| TASK OBJECTIVE |
Only the number is wanted: count the lines that contain "point".

| SUPPLIED INFORMATION |
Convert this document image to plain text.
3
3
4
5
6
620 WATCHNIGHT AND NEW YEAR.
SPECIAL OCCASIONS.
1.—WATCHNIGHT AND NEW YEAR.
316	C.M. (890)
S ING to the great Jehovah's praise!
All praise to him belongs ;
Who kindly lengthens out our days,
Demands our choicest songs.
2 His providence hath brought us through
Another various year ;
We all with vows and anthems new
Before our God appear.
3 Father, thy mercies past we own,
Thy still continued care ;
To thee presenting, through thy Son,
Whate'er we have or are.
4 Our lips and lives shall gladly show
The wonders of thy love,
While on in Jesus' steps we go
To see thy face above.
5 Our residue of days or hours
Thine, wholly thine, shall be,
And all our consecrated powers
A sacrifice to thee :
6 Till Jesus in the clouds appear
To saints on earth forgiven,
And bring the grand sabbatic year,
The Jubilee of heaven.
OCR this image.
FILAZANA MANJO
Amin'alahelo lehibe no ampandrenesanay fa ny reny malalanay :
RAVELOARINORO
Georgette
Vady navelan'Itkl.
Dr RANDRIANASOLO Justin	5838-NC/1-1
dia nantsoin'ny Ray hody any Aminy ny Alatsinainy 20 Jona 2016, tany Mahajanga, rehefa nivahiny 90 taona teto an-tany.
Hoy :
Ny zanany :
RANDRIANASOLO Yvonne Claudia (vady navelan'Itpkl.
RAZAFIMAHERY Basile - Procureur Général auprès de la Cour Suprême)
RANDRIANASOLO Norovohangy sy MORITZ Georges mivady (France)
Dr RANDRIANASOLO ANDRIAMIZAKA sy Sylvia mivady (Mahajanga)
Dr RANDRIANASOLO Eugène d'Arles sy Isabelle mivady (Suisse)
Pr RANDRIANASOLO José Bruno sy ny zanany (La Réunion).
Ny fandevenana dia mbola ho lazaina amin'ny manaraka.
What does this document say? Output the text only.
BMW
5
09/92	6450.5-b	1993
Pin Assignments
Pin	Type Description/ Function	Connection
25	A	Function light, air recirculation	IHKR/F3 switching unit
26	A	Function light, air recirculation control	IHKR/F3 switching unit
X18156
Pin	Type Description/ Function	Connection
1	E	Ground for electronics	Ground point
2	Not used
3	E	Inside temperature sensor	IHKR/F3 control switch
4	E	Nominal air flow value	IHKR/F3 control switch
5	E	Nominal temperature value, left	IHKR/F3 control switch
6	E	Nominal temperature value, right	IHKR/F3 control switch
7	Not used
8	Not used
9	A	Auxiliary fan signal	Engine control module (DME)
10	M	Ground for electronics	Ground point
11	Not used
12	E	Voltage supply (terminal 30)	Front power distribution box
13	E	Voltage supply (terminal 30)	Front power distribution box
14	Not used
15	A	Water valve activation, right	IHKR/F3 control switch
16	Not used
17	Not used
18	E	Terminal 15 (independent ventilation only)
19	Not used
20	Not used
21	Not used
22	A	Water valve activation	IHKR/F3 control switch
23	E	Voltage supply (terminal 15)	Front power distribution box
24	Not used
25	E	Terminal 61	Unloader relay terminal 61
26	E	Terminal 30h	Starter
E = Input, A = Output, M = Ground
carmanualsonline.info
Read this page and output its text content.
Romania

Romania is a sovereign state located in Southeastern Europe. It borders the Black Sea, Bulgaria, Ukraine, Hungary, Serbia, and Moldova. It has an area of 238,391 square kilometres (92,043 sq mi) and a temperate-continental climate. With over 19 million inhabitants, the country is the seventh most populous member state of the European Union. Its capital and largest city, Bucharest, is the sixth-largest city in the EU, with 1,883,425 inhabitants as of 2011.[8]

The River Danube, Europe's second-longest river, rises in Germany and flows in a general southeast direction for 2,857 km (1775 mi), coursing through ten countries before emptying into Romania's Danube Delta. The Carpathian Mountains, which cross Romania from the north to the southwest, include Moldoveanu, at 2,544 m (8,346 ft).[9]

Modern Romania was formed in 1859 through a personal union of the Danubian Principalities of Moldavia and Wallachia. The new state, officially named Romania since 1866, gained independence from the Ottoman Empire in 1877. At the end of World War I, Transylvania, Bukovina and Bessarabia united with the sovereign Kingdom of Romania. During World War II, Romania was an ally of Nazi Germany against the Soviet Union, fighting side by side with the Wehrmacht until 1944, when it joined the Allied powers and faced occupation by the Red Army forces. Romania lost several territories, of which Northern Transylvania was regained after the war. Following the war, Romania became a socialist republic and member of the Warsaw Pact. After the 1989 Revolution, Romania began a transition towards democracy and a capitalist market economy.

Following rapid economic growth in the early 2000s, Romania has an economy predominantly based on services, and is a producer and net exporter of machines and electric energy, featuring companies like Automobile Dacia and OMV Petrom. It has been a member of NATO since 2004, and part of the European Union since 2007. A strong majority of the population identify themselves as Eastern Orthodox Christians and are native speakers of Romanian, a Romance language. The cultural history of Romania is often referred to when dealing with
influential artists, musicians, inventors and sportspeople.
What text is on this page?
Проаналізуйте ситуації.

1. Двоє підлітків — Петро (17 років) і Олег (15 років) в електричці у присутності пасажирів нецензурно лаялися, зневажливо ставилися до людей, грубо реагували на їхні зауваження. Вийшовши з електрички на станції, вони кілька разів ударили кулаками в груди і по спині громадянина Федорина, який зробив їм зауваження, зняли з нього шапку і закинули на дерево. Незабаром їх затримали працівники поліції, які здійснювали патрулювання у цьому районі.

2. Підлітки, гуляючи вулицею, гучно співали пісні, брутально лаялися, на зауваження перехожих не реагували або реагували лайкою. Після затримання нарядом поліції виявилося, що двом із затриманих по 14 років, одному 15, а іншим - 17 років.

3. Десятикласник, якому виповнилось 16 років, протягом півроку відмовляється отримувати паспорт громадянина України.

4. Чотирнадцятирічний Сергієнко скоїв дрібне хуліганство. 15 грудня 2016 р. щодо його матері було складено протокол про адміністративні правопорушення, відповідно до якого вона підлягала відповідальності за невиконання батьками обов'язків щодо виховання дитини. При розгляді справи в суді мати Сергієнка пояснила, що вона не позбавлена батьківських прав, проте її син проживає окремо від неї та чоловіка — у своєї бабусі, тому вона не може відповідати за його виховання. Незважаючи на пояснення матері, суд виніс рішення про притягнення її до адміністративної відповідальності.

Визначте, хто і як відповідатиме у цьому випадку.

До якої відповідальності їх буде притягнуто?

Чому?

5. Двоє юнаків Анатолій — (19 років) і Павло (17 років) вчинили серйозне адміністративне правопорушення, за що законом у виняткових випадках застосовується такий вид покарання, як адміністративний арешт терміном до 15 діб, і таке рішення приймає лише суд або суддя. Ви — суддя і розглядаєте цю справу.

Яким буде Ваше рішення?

| EXPECTED ANSWER |
2